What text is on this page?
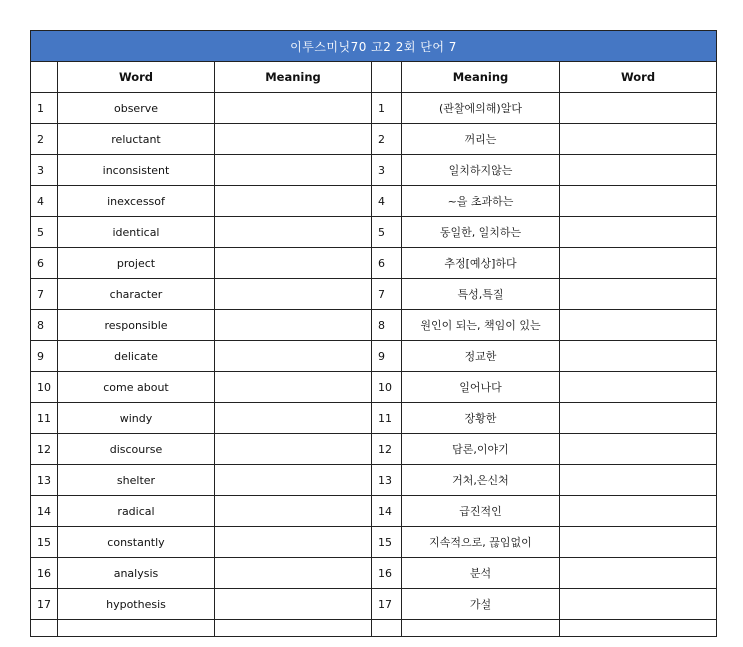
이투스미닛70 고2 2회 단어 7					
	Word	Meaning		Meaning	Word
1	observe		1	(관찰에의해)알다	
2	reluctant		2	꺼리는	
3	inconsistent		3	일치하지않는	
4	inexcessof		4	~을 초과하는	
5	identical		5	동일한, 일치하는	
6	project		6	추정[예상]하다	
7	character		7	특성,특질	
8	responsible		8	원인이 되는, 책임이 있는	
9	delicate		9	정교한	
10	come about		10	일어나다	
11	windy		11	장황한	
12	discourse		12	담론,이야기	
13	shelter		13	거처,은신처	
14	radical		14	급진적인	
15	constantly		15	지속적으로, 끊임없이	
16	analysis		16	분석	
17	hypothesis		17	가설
════════════════
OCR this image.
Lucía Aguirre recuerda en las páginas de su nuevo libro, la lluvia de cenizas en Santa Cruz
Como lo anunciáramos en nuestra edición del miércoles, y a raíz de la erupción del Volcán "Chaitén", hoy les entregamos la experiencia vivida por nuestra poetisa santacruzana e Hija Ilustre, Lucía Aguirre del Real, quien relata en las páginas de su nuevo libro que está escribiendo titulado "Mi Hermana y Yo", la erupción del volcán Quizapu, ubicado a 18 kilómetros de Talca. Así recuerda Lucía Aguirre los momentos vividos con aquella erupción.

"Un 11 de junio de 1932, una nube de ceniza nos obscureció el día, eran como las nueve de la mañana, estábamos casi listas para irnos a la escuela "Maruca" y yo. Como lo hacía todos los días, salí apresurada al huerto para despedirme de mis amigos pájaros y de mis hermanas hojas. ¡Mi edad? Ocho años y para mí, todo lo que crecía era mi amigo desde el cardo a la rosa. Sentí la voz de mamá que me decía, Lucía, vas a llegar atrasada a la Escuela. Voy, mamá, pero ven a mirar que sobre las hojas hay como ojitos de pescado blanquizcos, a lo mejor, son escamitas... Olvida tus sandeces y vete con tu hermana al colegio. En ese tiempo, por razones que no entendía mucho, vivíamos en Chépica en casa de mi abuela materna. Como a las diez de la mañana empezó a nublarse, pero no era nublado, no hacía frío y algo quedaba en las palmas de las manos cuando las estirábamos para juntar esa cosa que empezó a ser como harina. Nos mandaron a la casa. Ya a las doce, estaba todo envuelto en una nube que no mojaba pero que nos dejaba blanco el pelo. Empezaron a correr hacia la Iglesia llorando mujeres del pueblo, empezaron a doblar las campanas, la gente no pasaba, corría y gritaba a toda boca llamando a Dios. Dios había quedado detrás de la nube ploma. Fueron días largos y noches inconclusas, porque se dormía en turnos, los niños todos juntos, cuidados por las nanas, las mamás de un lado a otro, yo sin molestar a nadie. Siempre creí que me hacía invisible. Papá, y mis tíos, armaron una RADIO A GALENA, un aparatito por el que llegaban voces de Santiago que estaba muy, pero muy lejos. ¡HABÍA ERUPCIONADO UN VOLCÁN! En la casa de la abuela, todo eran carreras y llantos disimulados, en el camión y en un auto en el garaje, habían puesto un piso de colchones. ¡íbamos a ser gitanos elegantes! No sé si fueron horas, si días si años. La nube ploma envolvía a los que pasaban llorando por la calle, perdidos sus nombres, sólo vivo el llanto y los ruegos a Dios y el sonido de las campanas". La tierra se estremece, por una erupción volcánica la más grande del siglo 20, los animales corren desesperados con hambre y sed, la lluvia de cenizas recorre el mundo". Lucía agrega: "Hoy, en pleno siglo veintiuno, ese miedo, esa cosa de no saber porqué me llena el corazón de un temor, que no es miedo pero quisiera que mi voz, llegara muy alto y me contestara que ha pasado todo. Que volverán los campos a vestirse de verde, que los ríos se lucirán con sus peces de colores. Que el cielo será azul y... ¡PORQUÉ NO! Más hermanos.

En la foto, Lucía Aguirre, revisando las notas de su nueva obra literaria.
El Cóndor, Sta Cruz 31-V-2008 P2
════════════════
▶ TASK STATEMENT
Write out each line of the data that holds the string "nuevo".

▶ SOLUTION FOR THIS EXERCISE
Lucía Aguirre recuerda en las páginas de su nuevo libro, la lluvia de cenizas en Santa Cruz
Como lo anunciáramos en nuestra edición del miércoles, y a raíz de la erupción del Volcán "Chaitén", hoy les entregamos la experiencia vivida por nuestra poetisa santacruzana e Hija Ilustre, Lucía Aguirre del Real, quien relata en las páginas de su nuevo libro que está escribiendo titulado "Mi Hermana y Yo", la erupción del volcán Quizapu, ubicado a 18 kilómetros de Talca. Así recuerda Lucía Aguirre los momentos vividos con aquella erupción.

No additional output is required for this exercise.